■ **Exercise**: Tally the lines that include "background". Output the number only.

■ **Records supplied**:
■ ■ ■ ■ ■ ■ ■
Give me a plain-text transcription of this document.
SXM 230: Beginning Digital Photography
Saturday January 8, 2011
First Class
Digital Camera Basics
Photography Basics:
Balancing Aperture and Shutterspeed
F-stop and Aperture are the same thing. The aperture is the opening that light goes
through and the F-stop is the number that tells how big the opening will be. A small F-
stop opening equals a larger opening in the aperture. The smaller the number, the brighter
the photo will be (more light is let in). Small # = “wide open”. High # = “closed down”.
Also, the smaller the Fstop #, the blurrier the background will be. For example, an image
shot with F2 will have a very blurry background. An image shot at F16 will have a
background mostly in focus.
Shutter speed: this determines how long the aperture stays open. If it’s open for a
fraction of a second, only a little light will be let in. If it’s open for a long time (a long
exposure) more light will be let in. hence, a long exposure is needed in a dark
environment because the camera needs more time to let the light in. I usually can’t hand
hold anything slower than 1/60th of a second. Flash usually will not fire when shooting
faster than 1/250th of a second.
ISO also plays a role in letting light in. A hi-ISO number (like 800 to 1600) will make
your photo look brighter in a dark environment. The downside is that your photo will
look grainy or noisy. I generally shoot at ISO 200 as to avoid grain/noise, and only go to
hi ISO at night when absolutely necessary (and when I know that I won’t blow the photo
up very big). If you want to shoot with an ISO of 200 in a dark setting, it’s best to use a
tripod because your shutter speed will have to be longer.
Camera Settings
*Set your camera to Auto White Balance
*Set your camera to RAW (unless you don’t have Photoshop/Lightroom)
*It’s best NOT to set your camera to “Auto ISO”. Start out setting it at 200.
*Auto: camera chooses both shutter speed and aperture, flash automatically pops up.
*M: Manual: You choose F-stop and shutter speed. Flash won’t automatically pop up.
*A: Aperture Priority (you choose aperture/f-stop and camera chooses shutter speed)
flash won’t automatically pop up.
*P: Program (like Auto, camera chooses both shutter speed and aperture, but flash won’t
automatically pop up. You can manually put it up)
■ ■ ■ ■ ■ ■ ■
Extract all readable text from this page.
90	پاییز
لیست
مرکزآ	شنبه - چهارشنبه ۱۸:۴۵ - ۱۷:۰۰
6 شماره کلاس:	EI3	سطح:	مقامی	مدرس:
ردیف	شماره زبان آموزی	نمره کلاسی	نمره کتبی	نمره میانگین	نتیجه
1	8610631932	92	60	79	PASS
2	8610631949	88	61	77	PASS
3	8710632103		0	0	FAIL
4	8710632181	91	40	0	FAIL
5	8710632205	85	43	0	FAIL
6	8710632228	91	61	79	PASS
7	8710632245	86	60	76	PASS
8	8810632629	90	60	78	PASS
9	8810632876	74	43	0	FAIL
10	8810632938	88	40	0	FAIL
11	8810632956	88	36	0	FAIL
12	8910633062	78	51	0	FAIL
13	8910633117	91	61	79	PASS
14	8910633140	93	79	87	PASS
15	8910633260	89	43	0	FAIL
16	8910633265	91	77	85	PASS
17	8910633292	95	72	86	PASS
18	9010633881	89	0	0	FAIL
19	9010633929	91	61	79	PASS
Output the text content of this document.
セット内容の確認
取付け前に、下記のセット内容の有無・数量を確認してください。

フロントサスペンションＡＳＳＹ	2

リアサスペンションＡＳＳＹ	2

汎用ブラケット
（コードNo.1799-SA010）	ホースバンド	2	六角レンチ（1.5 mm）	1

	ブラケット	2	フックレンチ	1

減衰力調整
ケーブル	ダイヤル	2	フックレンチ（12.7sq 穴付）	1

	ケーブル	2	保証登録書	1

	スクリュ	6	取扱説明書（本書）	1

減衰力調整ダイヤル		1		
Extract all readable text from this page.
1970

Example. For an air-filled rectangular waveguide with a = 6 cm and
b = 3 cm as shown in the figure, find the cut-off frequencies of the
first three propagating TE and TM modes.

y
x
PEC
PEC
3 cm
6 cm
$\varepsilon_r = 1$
■ ■ ■ ■ ■ ■ ■
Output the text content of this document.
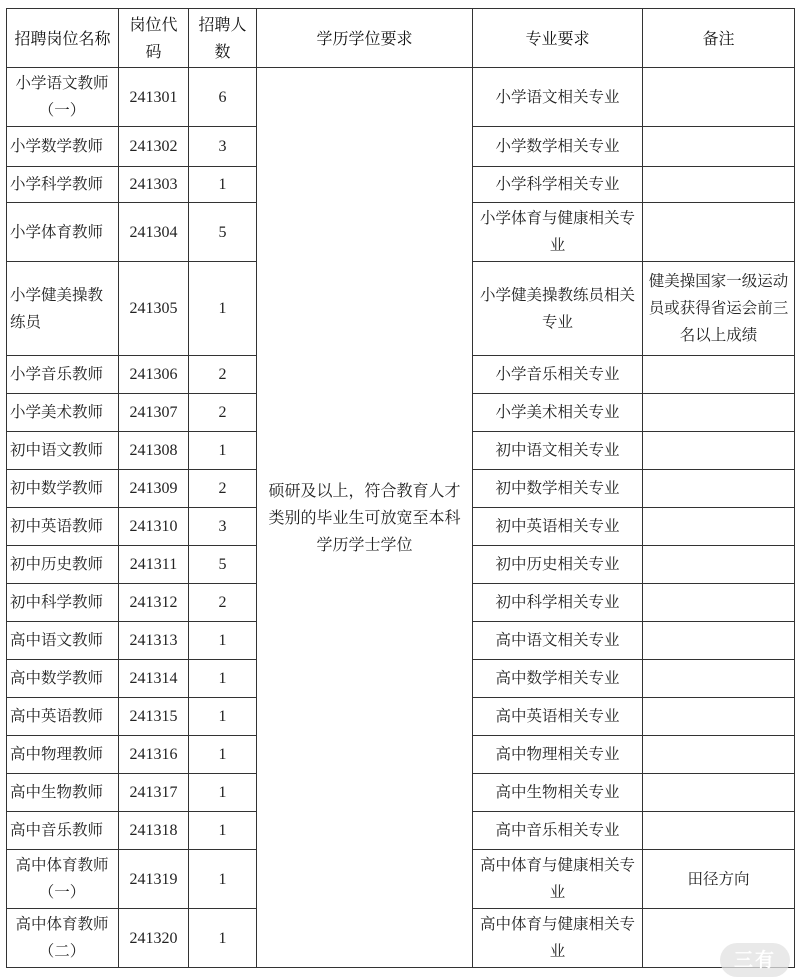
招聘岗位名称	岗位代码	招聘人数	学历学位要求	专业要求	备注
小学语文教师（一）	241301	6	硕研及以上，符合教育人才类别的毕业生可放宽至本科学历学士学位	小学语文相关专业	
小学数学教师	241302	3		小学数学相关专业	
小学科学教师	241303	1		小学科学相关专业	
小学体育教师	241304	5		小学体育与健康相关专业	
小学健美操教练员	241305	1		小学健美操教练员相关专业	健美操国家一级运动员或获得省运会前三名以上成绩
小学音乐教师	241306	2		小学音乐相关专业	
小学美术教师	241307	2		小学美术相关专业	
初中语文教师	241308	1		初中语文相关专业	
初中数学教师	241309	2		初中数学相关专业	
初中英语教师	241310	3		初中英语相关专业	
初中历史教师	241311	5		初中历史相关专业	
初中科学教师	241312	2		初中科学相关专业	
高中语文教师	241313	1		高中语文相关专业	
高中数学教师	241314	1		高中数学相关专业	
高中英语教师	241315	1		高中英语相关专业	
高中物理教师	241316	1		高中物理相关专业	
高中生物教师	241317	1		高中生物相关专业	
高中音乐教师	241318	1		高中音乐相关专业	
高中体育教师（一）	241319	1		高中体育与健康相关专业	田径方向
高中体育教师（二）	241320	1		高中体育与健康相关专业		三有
■ ■ ■ ■ ■ ■ ■
■ **Result for this exercise**: 3